▶ Task details
Copy each line below in which the string "Место" occurs.

Records:

* START *

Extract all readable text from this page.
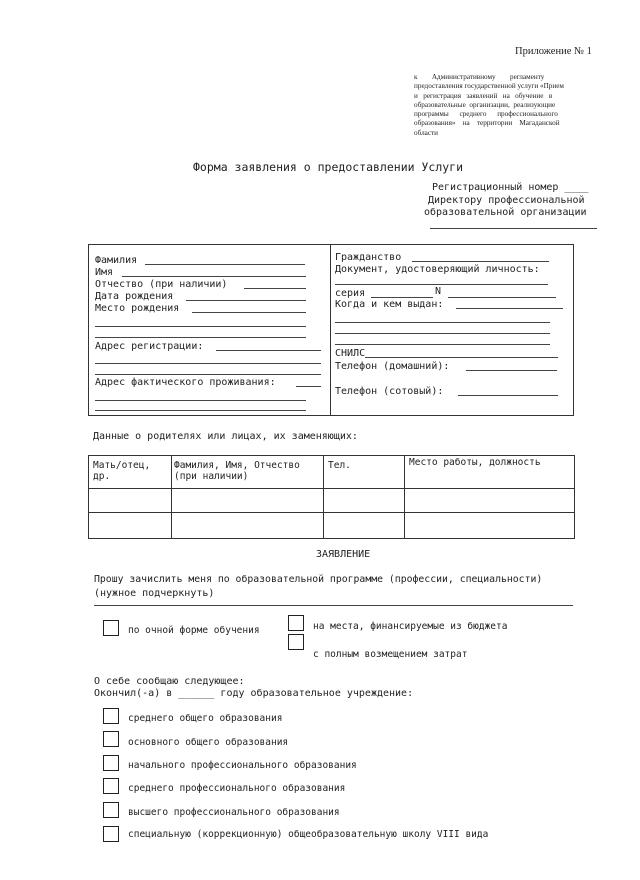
Приложение № 1
к        Административному        регламенту
предоставления государственной услуги «Прием
и   регистрация   заявлений   на   обучение   в
образовательные  организации,  реализующие
программы      среднего      профессионального
образования»    на    территории    Магаданской
области
Форма заявления о предоставлении Услуги
Регистрационный номер ____
Директору профессиональной
образовательной организации
Фамилия
Имя
Отчество (при наличии)
Дата рождения
Место рождения
Адрес регистрации:
Адрес фактического проживания:
Гражданство
Документ, удостоверяющий личность:
серия	N
Когда и кем выдан:
СНИЛС
Телефон (домашний):
Телефон (сотовый):
Данные о родителях или лицах, их заменяющих:
Мать/отец, др.	Фамилия, Имя, Отчество (при наличии)	Тел.	Место работы, должность

ЗАЯВЛЕНИЕ
Прошу зачислить меня по образовательной программе (профессии, специальности)
(нужное подчеркнуть)
по очной форме обучения	на места, финансируемые из бюджета
с полным возмещением затрат
О себе сообщаю следующее:
Окончил(-а) в ______ году образовательное учреждение:
среднего общего образования
основного общего образования
начального профессионального образования
среднего профессионального образования
высшего профессионального образования
специальную (коррекционную) общеобразовательную школу VIII вида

* END *

▶ Worked solution
Место рождения
Мать/отец, др.	Фамилия, Имя, Отчество (при наличии)	Тел.	Место работы, должность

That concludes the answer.